* _RAW RECORDS_
****************

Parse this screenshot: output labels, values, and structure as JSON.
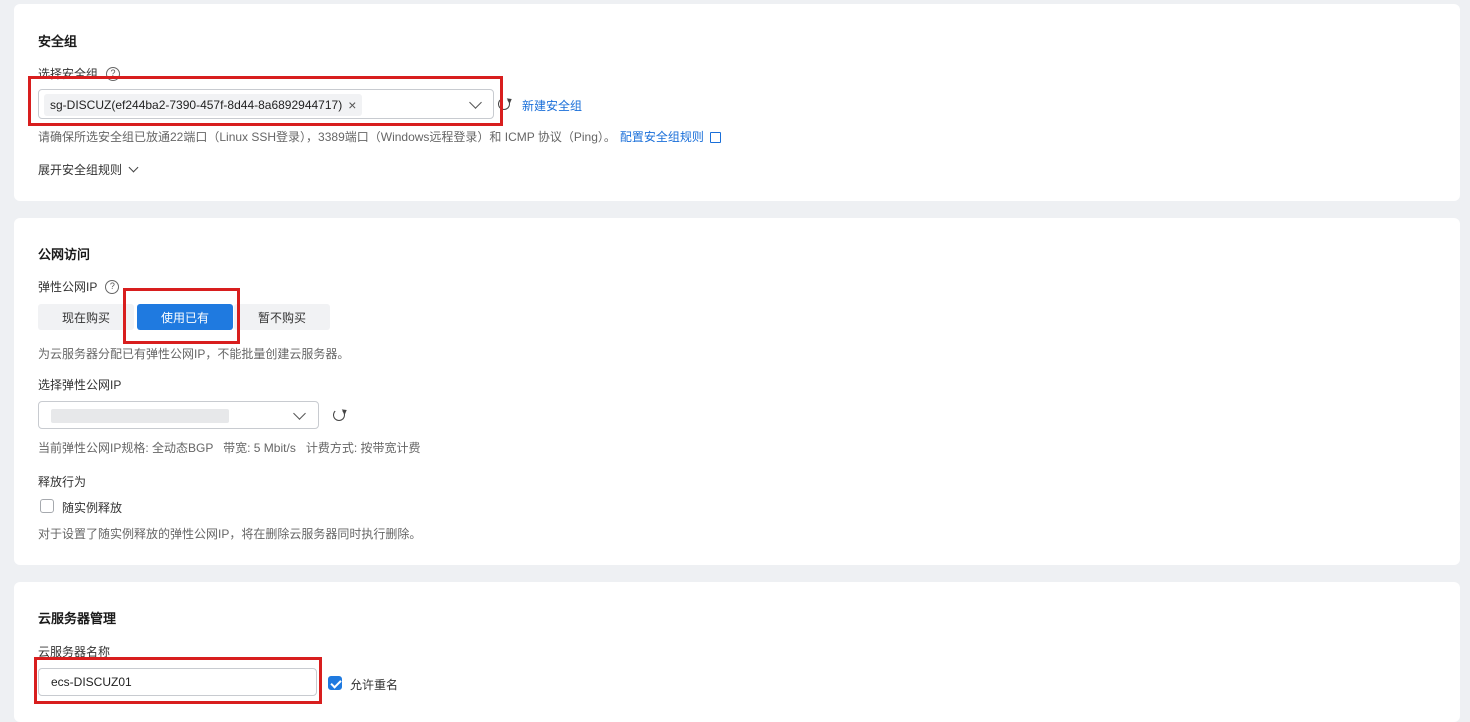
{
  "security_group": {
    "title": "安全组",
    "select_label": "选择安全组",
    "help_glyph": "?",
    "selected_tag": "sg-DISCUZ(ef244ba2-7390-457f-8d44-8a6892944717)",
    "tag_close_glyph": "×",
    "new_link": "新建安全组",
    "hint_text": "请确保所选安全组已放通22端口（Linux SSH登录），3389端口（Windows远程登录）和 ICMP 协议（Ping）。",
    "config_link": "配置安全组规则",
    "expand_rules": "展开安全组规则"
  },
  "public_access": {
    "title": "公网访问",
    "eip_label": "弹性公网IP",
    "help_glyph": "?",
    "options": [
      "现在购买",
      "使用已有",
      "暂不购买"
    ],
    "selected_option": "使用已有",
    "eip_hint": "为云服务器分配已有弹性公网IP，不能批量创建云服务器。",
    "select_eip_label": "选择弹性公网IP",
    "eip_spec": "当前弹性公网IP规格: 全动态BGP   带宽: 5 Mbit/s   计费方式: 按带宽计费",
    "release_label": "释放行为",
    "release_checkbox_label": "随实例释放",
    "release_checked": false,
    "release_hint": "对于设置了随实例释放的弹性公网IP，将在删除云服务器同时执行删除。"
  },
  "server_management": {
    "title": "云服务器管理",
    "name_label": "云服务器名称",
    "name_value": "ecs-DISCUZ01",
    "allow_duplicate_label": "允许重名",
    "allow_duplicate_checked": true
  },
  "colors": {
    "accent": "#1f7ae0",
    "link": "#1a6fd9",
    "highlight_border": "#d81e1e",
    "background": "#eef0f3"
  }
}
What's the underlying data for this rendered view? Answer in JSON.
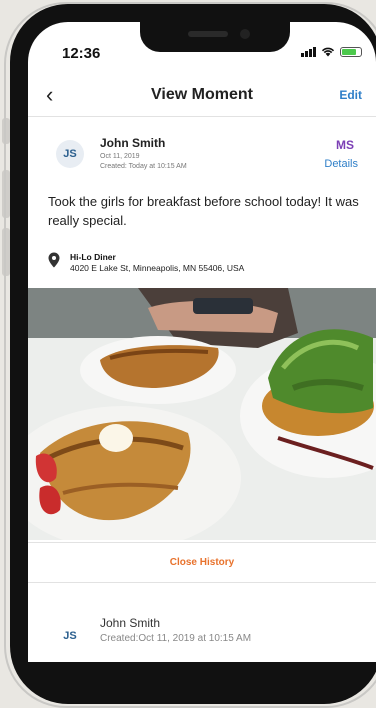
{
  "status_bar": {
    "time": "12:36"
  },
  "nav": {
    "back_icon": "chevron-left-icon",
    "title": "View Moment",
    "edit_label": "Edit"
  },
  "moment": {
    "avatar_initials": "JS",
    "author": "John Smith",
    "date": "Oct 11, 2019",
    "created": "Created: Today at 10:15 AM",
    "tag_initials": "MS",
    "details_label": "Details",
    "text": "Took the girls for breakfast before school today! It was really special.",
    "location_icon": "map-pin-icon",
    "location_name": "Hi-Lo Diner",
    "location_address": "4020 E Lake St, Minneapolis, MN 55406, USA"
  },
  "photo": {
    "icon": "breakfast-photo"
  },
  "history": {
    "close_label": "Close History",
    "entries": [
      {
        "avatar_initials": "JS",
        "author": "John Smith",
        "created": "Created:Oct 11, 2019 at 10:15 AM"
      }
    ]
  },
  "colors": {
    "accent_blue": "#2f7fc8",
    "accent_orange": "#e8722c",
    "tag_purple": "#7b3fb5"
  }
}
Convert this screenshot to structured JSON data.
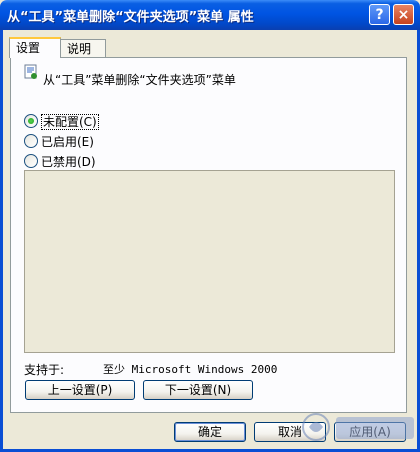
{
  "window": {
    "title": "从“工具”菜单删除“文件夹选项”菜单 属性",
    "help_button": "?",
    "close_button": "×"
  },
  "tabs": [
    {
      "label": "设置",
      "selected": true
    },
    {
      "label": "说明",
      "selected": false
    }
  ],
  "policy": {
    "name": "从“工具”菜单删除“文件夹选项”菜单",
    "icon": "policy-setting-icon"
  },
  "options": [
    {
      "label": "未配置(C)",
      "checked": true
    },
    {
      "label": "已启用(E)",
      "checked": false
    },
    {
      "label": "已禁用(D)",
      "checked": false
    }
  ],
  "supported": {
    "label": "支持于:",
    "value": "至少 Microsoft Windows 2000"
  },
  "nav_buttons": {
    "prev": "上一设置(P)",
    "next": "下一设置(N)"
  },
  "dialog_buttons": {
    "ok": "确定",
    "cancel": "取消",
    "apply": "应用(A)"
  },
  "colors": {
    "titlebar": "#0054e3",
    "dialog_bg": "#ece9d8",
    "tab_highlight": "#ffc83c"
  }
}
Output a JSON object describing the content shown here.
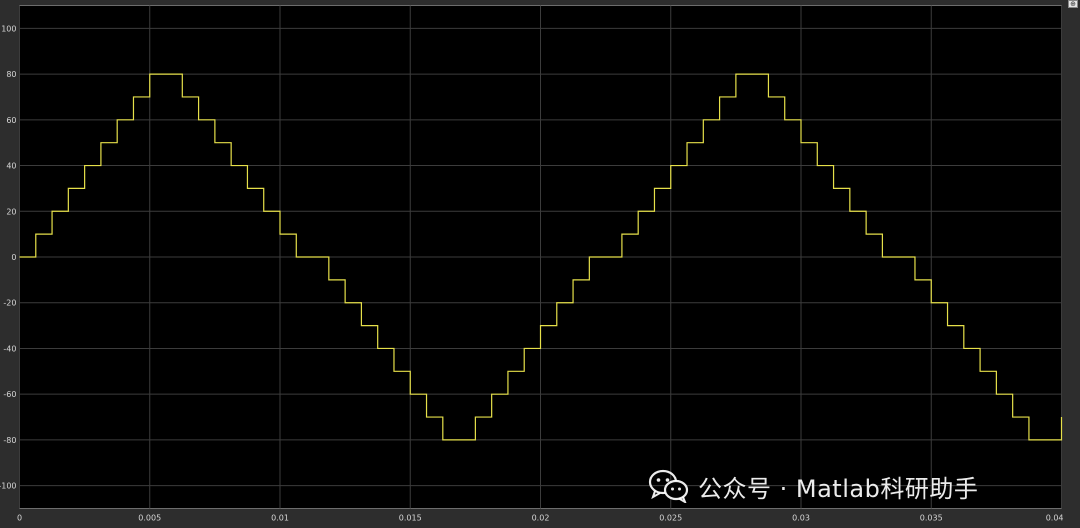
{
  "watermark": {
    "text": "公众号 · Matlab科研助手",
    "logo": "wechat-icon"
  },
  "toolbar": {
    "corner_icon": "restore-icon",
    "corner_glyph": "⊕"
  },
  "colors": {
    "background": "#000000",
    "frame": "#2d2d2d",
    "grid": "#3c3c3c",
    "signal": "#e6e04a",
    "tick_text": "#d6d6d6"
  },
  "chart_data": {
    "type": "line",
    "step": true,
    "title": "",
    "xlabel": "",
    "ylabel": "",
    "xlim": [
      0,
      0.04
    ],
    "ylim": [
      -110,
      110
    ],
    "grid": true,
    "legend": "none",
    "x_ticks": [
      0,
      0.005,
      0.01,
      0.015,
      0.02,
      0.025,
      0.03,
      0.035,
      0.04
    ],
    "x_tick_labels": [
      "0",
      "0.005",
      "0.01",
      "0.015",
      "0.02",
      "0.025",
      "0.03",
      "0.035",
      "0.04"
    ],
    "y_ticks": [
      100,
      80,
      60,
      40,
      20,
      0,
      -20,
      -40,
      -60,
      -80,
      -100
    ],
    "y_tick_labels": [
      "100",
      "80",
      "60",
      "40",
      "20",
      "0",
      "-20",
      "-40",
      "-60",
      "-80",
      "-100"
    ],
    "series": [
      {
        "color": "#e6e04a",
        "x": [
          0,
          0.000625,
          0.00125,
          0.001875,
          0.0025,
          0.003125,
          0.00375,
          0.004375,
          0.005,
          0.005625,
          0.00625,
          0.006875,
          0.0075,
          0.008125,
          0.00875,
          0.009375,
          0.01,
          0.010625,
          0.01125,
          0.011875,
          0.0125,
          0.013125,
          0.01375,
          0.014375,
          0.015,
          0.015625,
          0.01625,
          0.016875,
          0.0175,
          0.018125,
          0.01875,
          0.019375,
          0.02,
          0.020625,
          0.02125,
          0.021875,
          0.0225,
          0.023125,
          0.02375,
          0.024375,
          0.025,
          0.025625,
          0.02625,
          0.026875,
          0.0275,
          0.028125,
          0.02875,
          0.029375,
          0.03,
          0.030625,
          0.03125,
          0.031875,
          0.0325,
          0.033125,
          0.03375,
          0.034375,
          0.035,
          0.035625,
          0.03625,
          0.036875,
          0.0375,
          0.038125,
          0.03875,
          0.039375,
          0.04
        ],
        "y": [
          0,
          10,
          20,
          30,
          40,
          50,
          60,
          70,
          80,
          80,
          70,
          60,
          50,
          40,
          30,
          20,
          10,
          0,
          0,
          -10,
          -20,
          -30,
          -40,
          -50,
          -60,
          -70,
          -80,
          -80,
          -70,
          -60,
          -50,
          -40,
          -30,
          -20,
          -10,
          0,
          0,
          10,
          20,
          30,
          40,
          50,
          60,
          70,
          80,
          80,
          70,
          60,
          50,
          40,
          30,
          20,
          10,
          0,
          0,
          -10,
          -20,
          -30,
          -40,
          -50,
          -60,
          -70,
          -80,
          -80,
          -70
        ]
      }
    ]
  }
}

****************

* _WHAT YOU NEED TO DO_
Exclude all images and restate the records above word for word.

* _COMPLETED EXERCISE_
Parse this screenshot: output labels, values, and structure as JSON.
{
  "security_group": {
    "title": "安全组",
    "select_label": "选择安全组",
    "help_glyph": "?",
    "selected_tag": "sg-DISCUZ(ef244ba2-7390-457f-8d44-8a6892944717)",
    "tag_close_glyph": "×",
    "new_link": "新建安全组",
    "hint_text": "请确保所选安全组已放通22端口（Linux SSH登录），3389端口（Windows远程登录）和 ICMP 协议（Ping）。",
    "config_link": "配置安全组规则",
    "expand_rules": "展开安全组规则"
  },
  "public_access": {
    "title": "公网访问",
    "eip_label": "弹性公网IP",
    "help_glyph": "?",
    "options": [
      "现在购买",
      "使用已有",
      "暂不购买"
    ],
    "selected_option": "使用已有",
    "eip_hint": "为云服务器分配已有弹性公网IP，不能批量创建云服务器。",
    "select_eip_label": "选择弹性公网IP",
    "eip_spec": "当前弹性公网IP规格: 全动态BGP   带宽: 5 Mbit/s   计费方式: 按带宽计费",
    "release_label": "释放行为",
    "release_checkbox_label": "随实例释放",
    "release_checked": false,
    "release_hint": "对于设置了随实例释放的弹性公网IP，将在删除云服务器同时执行删除。"
  },
  "server_management": {
    "title": "云服务器管理",
    "name_label": "云服务器名称",
    "name_value": "ecs-DISCUZ01",
    "allow_duplicate_label": "允许重名",
    "allow_duplicate_checked": true
  },
  "colors": {
    "accent": "#1f7ae0",
    "link": "#1a6fd9",
    "highlight_border": "#d81e1e",
    "background": "#eef0f3"
  }
}
What's the underlying data for this rendered view? Answer in JSON.
{
  "status_bar": {
    "time": "12:36"
  },
  "nav": {
    "back_icon": "chevron-left-icon",
    "title": "View Moment",
    "edit_label": "Edit"
  },
  "moment": {
    "avatar_initials": "JS",
    "author": "John Smith",
    "date": "Oct 11, 2019",
    "created": "Created: Today at 10:15 AM",
    "tag_initials": "MS",
    "details_label": "Details",
    "text": "Took the girls for breakfast before school today! It was really special.",
    "location_icon": "map-pin-icon",
    "location_name": "Hi-Lo Diner",
    "location_address": "4020 E Lake St, Minneapolis, MN 55406, USA"
  },
  "photo": {
    "icon": "breakfast-photo"
  },
  "history": {
    "close_label": "Close History",
    "entries": [
      {
        "avatar_initials": "JS",
        "author": "John Smith",
        "created": "Created:Oct 11, 2019 at 10:15 AM"
      }
    ]
  },
  "colors": {
    "accent_blue": "#2f7fc8",
    "accent_orange": "#e8722c",
    "tag_purple": "#7b3fb5"
  }
}
Convert this screenshot to structured JSON data.
{
  "window": {
    "title": "从“工具”菜单删除“文件夹选项”菜单 属性",
    "help_button": "?",
    "close_button": "×"
  },
  "tabs": [
    {
      "label": "设置",
      "selected": true
    },
    {
      "label": "说明",
      "selected": false
    }
  ],
  "policy": {
    "name": "从“工具”菜单删除“文件夹选项”菜单",
    "icon": "policy-setting-icon"
  },
  "options": [
    {
      "label": "未配置(C)",
      "checked": true
    },
    {
      "label": "已启用(E)",
      "checked": false
    },
    {
      "label": "已禁用(D)",
      "checked": false
    }
  ],
  "supported": {
    "label": "支持于:",
    "value": "至少 Microsoft Windows 2000"
  },
  "nav_buttons": {
    "prev": "上一设置(P)",
    "next": "下一设置(N)"
  },
  "dialog_buttons": {
    "ok": "确定",
    "cancel": "取消",
    "apply": "应用(A)"
  },
  "colors": {
    "titlebar": "#0054e3",
    "dialog_bg": "#ece9d8",
    "tab_highlight": "#ffc83c"
  }
}
Output a JSON object describing the content shown here.
{
  "watermark": {
    "text": "公众号 · Matlab科研助手",
    "logo": "wechat-icon"
  },
  "toolbar": {
    "corner_icon": "restore-icon",
    "corner_glyph": "⊕"
  },
  "colors": {
    "background": "#000000",
    "frame": "#2d2d2d",
    "grid": "#3c3c3c",
    "signal": "#e6e04a",
    "tick_text": "#d6d6d6"
  },
  "chart_data": {
    "type": "line",
    "step": true,
    "title": "",
    "xlabel": "",
    "ylabel": "",
    "xlim": [
      0,
      0.04
    ],
    "ylim": [
      -110,
      110
    ],
    "grid": true,
    "legend": "none",
    "x_ticks": [
      0,
      0.005,
      0.01,
      0.015,
      0.02,
      0.025,
      0.03,
      0.035,
      0.04
    ],
    "x_tick_labels": [
      "0",
      "0.005",
      "0.01",
      "0.015",
      "0.02",
      "0.025",
      "0.03",
      "0.035",
      "0.04"
    ],
    "y_ticks": [
      100,
      80,
      60,
      40,
      20,
      0,
      -20,
      -40,
      -60,
      -80,
      -100
    ],
    "y_tick_labels": [
      "100",
      "80",
      "60",
      "40",
      "20",
      "0",
      "-20",
      "-40",
      "-60",
      "-80",
      "-100"
    ],
    "series": [
      {
        "color": "#e6e04a",
        "x": [
          0,
          0.000625,
          0.00125,
          0.001875,
          0.0025,
          0.003125,
          0.00375,
          0.004375,
          0.005,
          0.005625,
          0.00625,
          0.006875,
          0.0075,
          0.008125,
          0.00875,
          0.009375,
          0.01,
          0.010625,
          0.01125,
          0.011875,
          0.0125,
          0.013125,
          0.01375,
          0.014375,
          0.015,
          0.015625,
          0.01625,
          0.016875,
          0.0175,
          0.018125,
          0.01875,
          0.019375,
          0.02,
          0.020625,
          0.02125,
          0.021875,
          0.0225,
          0.023125,
          0.02375,
          0.024375,
          0.025,
          0.025625,
          0.02625,
          0.026875,
          0.0275,
          0.028125,
          0.02875,
          0.029375,
          0.03,
          0.030625,
          0.03125,
          0.031875,
          0.0325,
          0.033125,
          0.03375,
          0.034375,
          0.035,
          0.035625,
          0.03625,
          0.036875,
          0.0375,
          0.038125,
          0.03875,
          0.039375,
          0.04
        ],
        "y": [
          0,
          10,
          20,
          30,
          40,
          50,
          60,
          70,
          80,
          80,
          70,
          60,
          50,
          40,
          30,
          20,
          10,
          0,
          0,
          -10,
          -20,
          -30,
          -40,
          -50,
          -60,
          -70,
          -80,
          -80,
          -70,
          -60,
          -50,
          -40,
          -30,
          -20,
          -10,
          0,
          0,
          10,
          20,
          30,
          40,
          50,
          60,
          70,
          80,
          80,
          70,
          60,
          50,
          40,
          30,
          20,
          10,
          0,
          0,
          -10,
          -20,
          -30,
          -40,
          -50,
          -60,
          -70,
          -80,
          -80,
          -70
        ]
      }
    ]
  }
}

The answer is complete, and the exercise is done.